▶ _Work to do_
Output the lines that follow exactly as they are.
>> Begin
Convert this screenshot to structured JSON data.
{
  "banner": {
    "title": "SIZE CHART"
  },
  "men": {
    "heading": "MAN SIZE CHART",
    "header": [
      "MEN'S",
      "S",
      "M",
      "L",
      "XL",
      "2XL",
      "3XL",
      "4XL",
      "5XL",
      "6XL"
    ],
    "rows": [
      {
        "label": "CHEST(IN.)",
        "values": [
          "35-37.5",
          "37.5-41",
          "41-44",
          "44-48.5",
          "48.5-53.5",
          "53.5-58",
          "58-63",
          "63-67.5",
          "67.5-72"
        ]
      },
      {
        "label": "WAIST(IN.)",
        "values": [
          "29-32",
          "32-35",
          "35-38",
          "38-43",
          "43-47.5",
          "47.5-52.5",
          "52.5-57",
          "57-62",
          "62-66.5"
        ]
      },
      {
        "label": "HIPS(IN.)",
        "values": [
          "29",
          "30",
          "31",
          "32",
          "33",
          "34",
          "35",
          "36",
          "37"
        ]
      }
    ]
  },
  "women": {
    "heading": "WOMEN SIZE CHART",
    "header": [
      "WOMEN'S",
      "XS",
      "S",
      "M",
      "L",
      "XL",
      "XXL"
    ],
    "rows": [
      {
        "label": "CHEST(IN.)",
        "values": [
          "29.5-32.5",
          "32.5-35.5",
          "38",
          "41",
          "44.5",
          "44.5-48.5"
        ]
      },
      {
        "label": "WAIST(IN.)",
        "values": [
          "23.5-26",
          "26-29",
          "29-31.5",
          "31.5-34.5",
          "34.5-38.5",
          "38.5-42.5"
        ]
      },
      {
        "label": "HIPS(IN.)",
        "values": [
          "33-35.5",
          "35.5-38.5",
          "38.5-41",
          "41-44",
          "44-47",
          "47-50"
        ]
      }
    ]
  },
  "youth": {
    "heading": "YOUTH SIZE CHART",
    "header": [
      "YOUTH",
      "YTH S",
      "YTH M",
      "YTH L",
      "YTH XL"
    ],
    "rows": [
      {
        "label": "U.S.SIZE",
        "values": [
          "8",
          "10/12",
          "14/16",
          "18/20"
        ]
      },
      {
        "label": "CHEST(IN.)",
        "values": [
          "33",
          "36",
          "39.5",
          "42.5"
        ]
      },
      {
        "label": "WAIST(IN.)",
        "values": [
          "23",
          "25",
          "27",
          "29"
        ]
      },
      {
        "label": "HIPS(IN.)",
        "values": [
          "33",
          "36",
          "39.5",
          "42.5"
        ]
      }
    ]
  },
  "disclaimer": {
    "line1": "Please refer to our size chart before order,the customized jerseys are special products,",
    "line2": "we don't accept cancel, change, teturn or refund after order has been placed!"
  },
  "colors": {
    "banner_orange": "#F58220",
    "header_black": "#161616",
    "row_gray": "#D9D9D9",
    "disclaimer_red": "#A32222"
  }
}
>> End
▶ _Final result_
Convert this screenshot to structured JSON data.
{
  "banner": {
    "title": "SIZE CHART"
  },
  "men": {
    "heading": "MAN SIZE CHART",
    "header": [
      "MEN'S",
      "S",
      "M",
      "L",
      "XL",
      "2XL",
      "3XL",
      "4XL",
      "5XL",
      "6XL"
    ],
    "rows": [
      {
        "label": "CHEST(IN.)",
        "values": [
          "35-37.5",
          "37.5-41",
          "41-44",
          "44-48.5",
          "48.5-53.5",
          "53.5-58",
          "58-63",
          "63-67.5",
          "67.5-72"
        ]
      },
      {
        "label": "WAIST(IN.)",
        "values": [
          "29-32",
          "32-35",
          "35-38",
          "38-43",
          "43-47.5",
          "47.5-52.5",
          "52.5-57",
          "57-62",
          "62-66.5"
        ]
      },
      {
        "label": "HIPS(IN.)",
        "values": [
          "29",
          "30",
          "31",
          "32",
          "33",
          "34",
          "35",
          "36",
          "37"
        ]
      }
    ]
  },
  "women": {
    "heading": "WOMEN SIZE CHART",
    "header": [
      "WOMEN'S",
      "XS",
      "S",
      "M",
      "L",
      "XL",
      "XXL"
    ],
    "rows": [
      {
        "label": "CHEST(IN.)",
        "values": [
          "29.5-32.5",
          "32.5-35.5",
          "38",
          "41",
          "44.5",
          "44.5-48.5"
        ]
      },
      {
        "label": "WAIST(IN.)",
        "values": [
          "23.5-26",
          "26-29",
          "29-31.5",
          "31.5-34.5",
          "34.5-38.5",
          "38.5-42.5"
        ]
      },
      {
        "label": "HIPS(IN.)",
        "values": [
          "33-35.5",
          "35.5-38.5",
          "38.5-41",
          "41-44",
          "44-47",
          "47-50"
        ]
      }
    ]
  },
  "youth": {
    "heading": "YOUTH SIZE CHART",
    "header": [
      "YOUTH",
      "YTH S",
      "YTH M",
      "YTH L",
      "YTH XL"
    ],
    "rows": [
      {
        "label": "U.S.SIZE",
        "values": [
          "8",
          "10/12",
          "14/16",
          "18/20"
        ]
      },
      {
        "label": "CHEST(IN.)",
        "values": [
          "33",
          "36",
          "39.5",
          "42.5"
        ]
      },
      {
        "label": "WAIST(IN.)",
        "values": [
          "23",
          "25",
          "27",
          "29"
        ]
      },
      {
        "label": "HIPS(IN.)",
        "values": [
          "33",
          "36",
          "39.5",
          "42.5"
        ]
      }
    ]
  },
  "disclaimer": {
    "line1": "Please refer to our size chart before order,the customized jerseys are special products,",
    "line2": "we don't accept cancel, change, teturn or refund after order has been placed!"
  },
  "colors": {
    "banner_orange": "#F58220",
    "header_black": "#161616",
    "row_gray": "#D9D9D9",
    "disclaimer_red": "#A32222"
  }
}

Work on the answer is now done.